» **What you are asked to do**
Every line below should be repeated exactly.

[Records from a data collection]
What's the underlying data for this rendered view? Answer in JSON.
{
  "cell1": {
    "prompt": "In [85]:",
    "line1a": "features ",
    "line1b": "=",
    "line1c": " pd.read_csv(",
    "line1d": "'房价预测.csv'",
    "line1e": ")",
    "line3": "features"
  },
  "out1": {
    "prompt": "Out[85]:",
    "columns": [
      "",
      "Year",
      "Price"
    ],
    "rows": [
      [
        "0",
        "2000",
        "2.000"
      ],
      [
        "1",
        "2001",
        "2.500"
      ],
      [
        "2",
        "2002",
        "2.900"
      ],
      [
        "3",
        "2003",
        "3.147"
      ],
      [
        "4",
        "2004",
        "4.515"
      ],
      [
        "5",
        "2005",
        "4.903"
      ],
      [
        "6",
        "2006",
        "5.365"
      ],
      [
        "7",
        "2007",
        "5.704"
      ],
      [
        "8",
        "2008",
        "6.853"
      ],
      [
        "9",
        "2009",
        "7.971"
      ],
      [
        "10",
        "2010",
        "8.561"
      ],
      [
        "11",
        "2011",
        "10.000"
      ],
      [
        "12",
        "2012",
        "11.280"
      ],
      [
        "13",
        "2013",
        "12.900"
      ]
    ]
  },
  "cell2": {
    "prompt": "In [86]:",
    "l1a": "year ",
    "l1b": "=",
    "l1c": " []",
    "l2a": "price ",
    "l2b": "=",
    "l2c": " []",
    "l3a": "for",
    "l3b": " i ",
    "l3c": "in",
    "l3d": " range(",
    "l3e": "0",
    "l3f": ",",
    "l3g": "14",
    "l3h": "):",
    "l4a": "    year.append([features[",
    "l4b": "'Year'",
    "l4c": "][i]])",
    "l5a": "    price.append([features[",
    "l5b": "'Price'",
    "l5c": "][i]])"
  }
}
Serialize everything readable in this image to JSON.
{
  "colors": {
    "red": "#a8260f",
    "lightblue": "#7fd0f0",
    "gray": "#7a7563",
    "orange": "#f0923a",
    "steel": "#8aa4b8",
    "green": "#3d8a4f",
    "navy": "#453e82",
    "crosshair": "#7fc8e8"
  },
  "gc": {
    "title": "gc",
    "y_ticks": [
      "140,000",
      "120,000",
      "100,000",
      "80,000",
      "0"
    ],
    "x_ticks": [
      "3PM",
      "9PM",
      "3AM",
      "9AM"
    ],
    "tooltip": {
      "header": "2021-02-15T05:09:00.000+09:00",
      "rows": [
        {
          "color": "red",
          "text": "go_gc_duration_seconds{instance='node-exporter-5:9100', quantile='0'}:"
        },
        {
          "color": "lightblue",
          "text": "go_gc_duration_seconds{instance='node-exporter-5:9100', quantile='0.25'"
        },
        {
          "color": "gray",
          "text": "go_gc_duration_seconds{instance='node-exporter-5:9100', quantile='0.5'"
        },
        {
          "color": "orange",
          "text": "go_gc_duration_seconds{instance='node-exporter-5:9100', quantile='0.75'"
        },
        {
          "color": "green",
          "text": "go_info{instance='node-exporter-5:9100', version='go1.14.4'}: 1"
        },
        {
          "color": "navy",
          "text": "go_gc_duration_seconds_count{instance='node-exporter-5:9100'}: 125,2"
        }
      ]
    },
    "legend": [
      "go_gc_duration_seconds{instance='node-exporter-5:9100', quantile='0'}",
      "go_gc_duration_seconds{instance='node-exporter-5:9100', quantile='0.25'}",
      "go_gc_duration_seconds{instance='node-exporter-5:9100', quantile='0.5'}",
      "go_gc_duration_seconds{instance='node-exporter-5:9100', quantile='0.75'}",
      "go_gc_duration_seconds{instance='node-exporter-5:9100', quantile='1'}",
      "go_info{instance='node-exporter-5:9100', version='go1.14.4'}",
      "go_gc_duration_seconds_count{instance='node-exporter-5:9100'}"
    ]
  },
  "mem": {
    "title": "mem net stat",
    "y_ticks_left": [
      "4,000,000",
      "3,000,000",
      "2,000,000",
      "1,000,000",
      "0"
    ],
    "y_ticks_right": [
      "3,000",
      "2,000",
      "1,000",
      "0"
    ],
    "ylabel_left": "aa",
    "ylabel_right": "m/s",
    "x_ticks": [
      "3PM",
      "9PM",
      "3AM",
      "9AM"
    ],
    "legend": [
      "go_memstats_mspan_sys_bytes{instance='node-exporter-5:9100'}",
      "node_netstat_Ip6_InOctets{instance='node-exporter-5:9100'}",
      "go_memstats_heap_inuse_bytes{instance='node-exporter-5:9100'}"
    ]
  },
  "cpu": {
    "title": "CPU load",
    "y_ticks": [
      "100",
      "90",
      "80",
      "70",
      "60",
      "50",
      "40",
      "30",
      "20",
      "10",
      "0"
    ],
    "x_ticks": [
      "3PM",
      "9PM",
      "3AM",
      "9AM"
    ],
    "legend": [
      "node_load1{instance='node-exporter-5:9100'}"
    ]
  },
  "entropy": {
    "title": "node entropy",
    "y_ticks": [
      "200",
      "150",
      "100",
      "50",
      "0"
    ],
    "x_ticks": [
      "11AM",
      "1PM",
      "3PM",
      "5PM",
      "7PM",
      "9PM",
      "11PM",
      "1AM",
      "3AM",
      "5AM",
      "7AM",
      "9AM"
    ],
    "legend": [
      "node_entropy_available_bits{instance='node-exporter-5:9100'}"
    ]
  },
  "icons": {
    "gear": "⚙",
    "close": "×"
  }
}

» **Written response**
What's the underlying data for this rendered view? Answer in JSON.
{
  "cell1": {
    "prompt": "In [85]:",
    "line1a": "features ",
    "line1b": "=",
    "line1c": " pd.read_csv(",
    "line1d": "'房价预测.csv'",
    "line1e": ")",
    "line3": "features"
  },
  "out1": {
    "prompt": "Out[85]:",
    "columns": [
      "",
      "Year",
      "Price"
    ],
    "rows": [
      [
        "0",
        "2000",
        "2.000"
      ],
      [
        "1",
        "2001",
        "2.500"
      ],
      [
        "2",
        "2002",
        "2.900"
      ],
      [
        "3",
        "2003",
        "3.147"
      ],
      [
        "4",
        "2004",
        "4.515"
      ],
      [
        "5",
        "2005",
        "4.903"
      ],
      [
        "6",
        "2006",
        "5.365"
      ],
      [
        "7",
        "2007",
        "5.704"
      ],
      [
        "8",
        "2008",
        "6.853"
      ],
      [
        "9",
        "2009",
        "7.971"
      ],
      [
        "10",
        "2010",
        "8.561"
      ],
      [
        "11",
        "2011",
        "10.000"
      ],
      [
        "12",
        "2012",
        "11.280"
      ],
      [
        "13",
        "2013",
        "12.900"
      ]
    ]
  },
  "cell2": {
    "prompt": "In [86]:",
    "l1a": "year ",
    "l1b": "=",
    "l1c": " []",
    "l2a": "price ",
    "l2b": "=",
    "l2c": " []",
    "l3a": "for",
    "l3b": " i ",
    "l3c": "in",
    "l3d": " range(",
    "l3e": "0",
    "l3f": ",",
    "l3g": "14",
    "l3h": "):",
    "l4a": "    year.append([features[",
    "l4b": "'Year'",
    "l4c": "][i]])",
    "l5a": "    price.append([features[",
    "l5b": "'Price'",
    "l5c": "][i]])"
  }
}
Serialize everything readable in this image to JSON.
{
  "colors": {
    "red": "#a8260f",
    "lightblue": "#7fd0f0",
    "gray": "#7a7563",
    "orange": "#f0923a",
    "steel": "#8aa4b8",
    "green": "#3d8a4f",
    "navy": "#453e82",
    "crosshair": "#7fc8e8"
  },
  "gc": {
    "title": "gc",
    "y_ticks": [
      "140,000",
      "120,000",
      "100,000",
      "80,000",
      "0"
    ],
    "x_ticks": [
      "3PM",
      "9PM",
      "3AM",
      "9AM"
    ],
    "tooltip": {
      "header": "2021-02-15T05:09:00.000+09:00",
      "rows": [
        {
          "color": "red",
          "text": "go_gc_duration_seconds{instance='node-exporter-5:9100', quantile='0'}:"
        },
        {
          "color": "lightblue",
          "text": "go_gc_duration_seconds{instance='node-exporter-5:9100', quantile='0.25'"
        },
        {
          "color": "gray",
          "text": "go_gc_duration_seconds{instance='node-exporter-5:9100', quantile='0.5'"
        },
        {
          "color": "orange",
          "text": "go_gc_duration_seconds{instance='node-exporter-5:9100', quantile='0.75'"
        },
        {
          "color": "green",
          "text": "go_info{instance='node-exporter-5:9100', version='go1.14.4'}: 1"
        },
        {
          "color": "navy",
          "text": "go_gc_duration_seconds_count{instance='node-exporter-5:9100'}: 125,2"
        }
      ]
    },
    "legend": [
      "go_gc_duration_seconds{instance='node-exporter-5:9100', quantile='0'}",
      "go_gc_duration_seconds{instance='node-exporter-5:9100', quantile='0.25'}",
      "go_gc_duration_seconds{instance='node-exporter-5:9100', quantile='0.5'}",
      "go_gc_duration_seconds{instance='node-exporter-5:9100', quantile='0.75'}",
      "go_gc_duration_seconds{instance='node-exporter-5:9100', quantile='1'}",
      "go_info{instance='node-exporter-5:9100', version='go1.14.4'}",
      "go_gc_duration_seconds_count{instance='node-exporter-5:9100'}"
    ]
  },
  "mem": {
    "title": "mem net stat",
    "y_ticks_left": [
      "4,000,000",
      "3,000,000",
      "2,000,000",
      "1,000,000",
      "0"
    ],
    "y_ticks_right": [
      "3,000",
      "2,000",
      "1,000",
      "0"
    ],
    "ylabel_left": "aa",
    "ylabel_right": "m/s",
    "x_ticks": [
      "3PM",
      "9PM",
      "3AM",
      "9AM"
    ],
    "legend": [
      "go_memstats_mspan_sys_bytes{instance='node-exporter-5:9100'}",
      "node_netstat_Ip6_InOctets{instance='node-exporter-5:9100'}",
      "go_memstats_heap_inuse_bytes{instance='node-exporter-5:9100'}"
    ]
  },
  "cpu": {
    "title": "CPU load",
    "y_ticks": [
      "100",
      "90",
      "80",
      "70",
      "60",
      "50",
      "40",
      "30",
      "20",
      "10",
      "0"
    ],
    "x_ticks": [
      "3PM",
      "9PM",
      "3AM",
      "9AM"
    ],
    "legend": [
      "node_load1{instance='node-exporter-5:9100'}"
    ]
  },
  "entropy": {
    "title": "node entropy",
    "y_ticks": [
      "200",
      "150",
      "100",
      "50",
      "0"
    ],
    "x_ticks": [
      "11AM",
      "1PM",
      "3PM",
      "5PM",
      "7PM",
      "9PM",
      "11PM",
      "1AM",
      "3AM",
      "5AM",
      "7AM",
      "9AM"
    ],
    "legend": [
      "node_entropy_available_bits{instance='node-exporter-5:9100'}"
    ]
  },
  "icons": {
    "gear": "⚙",
    "close": "×"
  }
}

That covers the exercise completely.